◆ TASK GOAL
Look through the listing below and report how many lines contain "Preparation", as a bare number.

◆ WORKING DATA
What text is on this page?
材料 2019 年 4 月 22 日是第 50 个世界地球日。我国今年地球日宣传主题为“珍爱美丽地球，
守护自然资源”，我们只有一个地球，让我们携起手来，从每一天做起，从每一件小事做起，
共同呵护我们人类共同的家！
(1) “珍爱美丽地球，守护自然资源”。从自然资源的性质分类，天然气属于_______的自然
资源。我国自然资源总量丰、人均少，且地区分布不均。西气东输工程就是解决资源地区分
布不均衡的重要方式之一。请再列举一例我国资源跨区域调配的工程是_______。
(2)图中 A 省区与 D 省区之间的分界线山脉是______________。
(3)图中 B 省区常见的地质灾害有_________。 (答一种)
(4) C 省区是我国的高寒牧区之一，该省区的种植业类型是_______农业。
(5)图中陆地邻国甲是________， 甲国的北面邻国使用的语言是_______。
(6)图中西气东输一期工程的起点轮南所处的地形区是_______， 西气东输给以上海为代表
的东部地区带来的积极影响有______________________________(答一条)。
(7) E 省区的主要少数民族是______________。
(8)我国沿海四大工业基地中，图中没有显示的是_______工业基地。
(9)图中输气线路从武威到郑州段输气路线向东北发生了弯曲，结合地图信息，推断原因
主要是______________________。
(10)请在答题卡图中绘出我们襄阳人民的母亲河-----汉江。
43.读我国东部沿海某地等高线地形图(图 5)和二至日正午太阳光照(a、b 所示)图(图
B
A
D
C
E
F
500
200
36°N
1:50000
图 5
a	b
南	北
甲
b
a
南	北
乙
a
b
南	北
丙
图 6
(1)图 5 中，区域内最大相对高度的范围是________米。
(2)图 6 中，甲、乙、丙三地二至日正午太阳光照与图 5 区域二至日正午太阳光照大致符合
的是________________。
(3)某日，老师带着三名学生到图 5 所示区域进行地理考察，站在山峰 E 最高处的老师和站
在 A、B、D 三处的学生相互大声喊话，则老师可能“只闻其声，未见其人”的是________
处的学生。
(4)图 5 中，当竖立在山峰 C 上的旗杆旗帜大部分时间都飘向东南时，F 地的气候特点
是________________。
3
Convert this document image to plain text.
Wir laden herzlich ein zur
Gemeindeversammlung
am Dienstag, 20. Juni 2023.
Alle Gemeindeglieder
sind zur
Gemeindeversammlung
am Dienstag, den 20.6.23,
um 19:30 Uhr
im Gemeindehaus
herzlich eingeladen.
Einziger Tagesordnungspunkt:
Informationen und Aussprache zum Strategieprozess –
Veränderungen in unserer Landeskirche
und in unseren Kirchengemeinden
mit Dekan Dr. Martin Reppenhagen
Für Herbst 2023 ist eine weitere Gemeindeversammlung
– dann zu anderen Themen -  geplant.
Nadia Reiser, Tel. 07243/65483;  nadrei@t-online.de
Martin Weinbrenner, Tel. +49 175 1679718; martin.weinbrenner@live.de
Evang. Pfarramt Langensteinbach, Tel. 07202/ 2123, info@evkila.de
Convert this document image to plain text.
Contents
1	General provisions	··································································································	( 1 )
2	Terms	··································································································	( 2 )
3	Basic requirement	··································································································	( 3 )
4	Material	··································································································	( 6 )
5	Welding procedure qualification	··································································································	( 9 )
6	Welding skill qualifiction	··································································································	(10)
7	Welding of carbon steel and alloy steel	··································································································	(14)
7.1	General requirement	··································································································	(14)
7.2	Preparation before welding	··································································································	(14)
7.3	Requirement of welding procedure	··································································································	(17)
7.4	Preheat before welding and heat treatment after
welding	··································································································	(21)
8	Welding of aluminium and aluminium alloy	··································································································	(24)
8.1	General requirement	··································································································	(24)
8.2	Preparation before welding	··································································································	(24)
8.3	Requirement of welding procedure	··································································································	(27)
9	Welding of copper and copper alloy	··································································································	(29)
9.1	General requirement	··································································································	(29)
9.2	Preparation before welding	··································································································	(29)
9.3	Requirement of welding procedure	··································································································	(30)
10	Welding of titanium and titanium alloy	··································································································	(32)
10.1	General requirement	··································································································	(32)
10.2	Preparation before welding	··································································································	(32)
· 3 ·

◆ FULL SOLUTION
4